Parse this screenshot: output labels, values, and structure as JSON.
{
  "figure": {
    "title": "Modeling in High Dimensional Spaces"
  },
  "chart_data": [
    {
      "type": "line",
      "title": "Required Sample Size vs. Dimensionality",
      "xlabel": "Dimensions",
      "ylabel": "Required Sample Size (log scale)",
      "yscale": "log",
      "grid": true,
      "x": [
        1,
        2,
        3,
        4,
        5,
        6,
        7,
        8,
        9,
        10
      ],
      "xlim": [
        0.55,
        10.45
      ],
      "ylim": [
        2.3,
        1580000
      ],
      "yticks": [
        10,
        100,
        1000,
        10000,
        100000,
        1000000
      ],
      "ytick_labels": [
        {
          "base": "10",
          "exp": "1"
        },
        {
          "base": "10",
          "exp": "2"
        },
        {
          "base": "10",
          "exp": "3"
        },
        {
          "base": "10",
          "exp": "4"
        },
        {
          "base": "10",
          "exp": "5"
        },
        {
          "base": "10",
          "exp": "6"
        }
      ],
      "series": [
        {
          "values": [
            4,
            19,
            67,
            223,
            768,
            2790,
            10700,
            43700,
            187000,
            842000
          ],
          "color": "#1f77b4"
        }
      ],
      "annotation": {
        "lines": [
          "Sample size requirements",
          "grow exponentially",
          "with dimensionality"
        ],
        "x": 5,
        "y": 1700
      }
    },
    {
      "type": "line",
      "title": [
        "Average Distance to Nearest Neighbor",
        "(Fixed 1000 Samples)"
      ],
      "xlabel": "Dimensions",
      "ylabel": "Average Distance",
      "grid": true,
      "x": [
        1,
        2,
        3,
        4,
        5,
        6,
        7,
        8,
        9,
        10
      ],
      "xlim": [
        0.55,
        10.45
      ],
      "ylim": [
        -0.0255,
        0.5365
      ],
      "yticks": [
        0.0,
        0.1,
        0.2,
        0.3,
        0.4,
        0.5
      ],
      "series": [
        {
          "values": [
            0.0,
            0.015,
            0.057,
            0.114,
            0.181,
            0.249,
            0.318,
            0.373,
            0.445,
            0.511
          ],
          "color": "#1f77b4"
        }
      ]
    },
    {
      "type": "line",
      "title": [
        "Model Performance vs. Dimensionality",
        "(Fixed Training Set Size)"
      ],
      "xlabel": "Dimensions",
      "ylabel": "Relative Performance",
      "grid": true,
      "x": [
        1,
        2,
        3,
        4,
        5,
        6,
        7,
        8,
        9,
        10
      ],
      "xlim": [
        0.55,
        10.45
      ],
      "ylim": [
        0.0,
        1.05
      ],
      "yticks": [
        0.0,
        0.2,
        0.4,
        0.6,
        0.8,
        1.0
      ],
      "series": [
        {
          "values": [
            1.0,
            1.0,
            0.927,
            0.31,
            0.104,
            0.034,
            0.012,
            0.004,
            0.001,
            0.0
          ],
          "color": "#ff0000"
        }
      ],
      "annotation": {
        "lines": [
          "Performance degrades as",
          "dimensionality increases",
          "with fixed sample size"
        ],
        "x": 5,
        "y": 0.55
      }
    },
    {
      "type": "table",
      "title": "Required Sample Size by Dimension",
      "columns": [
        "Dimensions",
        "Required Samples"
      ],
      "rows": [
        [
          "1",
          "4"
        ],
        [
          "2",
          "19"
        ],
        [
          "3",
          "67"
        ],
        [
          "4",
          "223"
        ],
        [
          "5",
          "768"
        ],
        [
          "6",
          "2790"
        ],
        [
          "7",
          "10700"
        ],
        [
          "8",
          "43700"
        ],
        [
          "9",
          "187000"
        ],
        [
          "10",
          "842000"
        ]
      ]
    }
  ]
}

THE TASK
Write out every entry verbatim.

EXPECTED ANSWER
Parse this screenshot: output labels, values, and structure as JSON.
{
  "figure": {
    "title": "Modeling in High Dimensional Spaces"
  },
  "chart_data": [
    {
      "type": "line",
      "title": "Required Sample Size vs. Dimensionality",
      "xlabel": "Dimensions",
      "ylabel": "Required Sample Size (log scale)",
      "yscale": "log",
      "grid": true,
      "x": [
        1,
        2,
        3,
        4,
        5,
        6,
        7,
        8,
        9,
        10
      ],
      "xlim": [
        0.55,
        10.45
      ],
      "ylim": [
        2.3,
        1580000
      ],
      "yticks": [
        10,
        100,
        1000,
        10000,
        100000,
        1000000
      ],
      "ytick_labels": [
        {
          "base": "10",
          "exp": "1"
        },
        {
          "base": "10",
          "exp": "2"
        },
        {
          "base": "10",
          "exp": "3"
        },
        {
          "base": "10",
          "exp": "4"
        },
        {
          "base": "10",
          "exp": "5"
        },
        {
          "base": "10",
          "exp": "6"
        }
      ],
      "series": [
        {
          "values": [
            4,
            19,
            67,
            223,
            768,
            2790,
            10700,
            43700,
            187000,
            842000
          ],
          "color": "#1f77b4"
        }
      ],
      "annotation": {
        "lines": [
          "Sample size requirements",
          "grow exponentially",
          "with dimensionality"
        ],
        "x": 5,
        "y": 1700
      }
    },
    {
      "type": "line",
      "title": [
        "Average Distance to Nearest Neighbor",
        "(Fixed 1000 Samples)"
      ],
      "xlabel": "Dimensions",
      "ylabel": "Average Distance",
      "grid": true,
      "x": [
        1,
        2,
        3,
        4,
        5,
        6,
        7,
        8,
        9,
        10
      ],
      "xlim": [
        0.55,
        10.45
      ],
      "ylim": [
        -0.0255,
        0.5365
      ],
      "yticks": [
        0.0,
        0.1,
        0.2,
        0.3,
        0.4,
        0.5
      ],
      "series": [
        {
          "values": [
            0.0,
            0.015,
            0.057,
            0.114,
            0.181,
            0.249,
            0.318,
            0.373,
            0.445,
            0.511
          ],
          "color": "#1f77b4"
        }
      ]
    },
    {
      "type": "line",
      "title": [
        "Model Performance vs. Dimensionality",
        "(Fixed Training Set Size)"
      ],
      "xlabel": "Dimensions",
      "ylabel": "Relative Performance",
      "grid": true,
      "x": [
        1,
        2,
        3,
        4,
        5,
        6,
        7,
        8,
        9,
        10
      ],
      "xlim": [
        0.55,
        10.45
      ],
      "ylim": [
        0.0,
        1.05
      ],
      "yticks": [
        0.0,
        0.2,
        0.4,
        0.6,
        0.8,
        1.0
      ],
      "series": [
        {
          "values": [
            1.0,
            1.0,
            0.927,
            0.31,
            0.104,
            0.034,
            0.012,
            0.004,
            0.001,
            0.0
          ],
          "color": "#ff0000"
        }
      ],
      "annotation": {
        "lines": [
          "Performance degrades as",
          "dimensionality increases",
          "with fixed sample size"
        ],
        "x": 5,
        "y": 0.55
      }
    },
    {
      "type": "table",
      "title": "Required Sample Size by Dimension",
      "columns": [
        "Dimensions",
        "Required Samples"
      ],
      "rows": [
        [
          "1",
          "4"
        ],
        [
          "2",
          "19"
        ],
        [
          "3",
          "67"
        ],
        [
          "4",
          "223"
        ],
        [
          "5",
          "768"
        ],
        [
          "6",
          "2790"
        ],
        [
          "7",
          "10700"
        ],
        [
          "8",
          "43700"
        ],
        [
          "9",
          "187000"
        ],
        [
          "10",
          "842000"
        ]
      ]
    }
  ]
}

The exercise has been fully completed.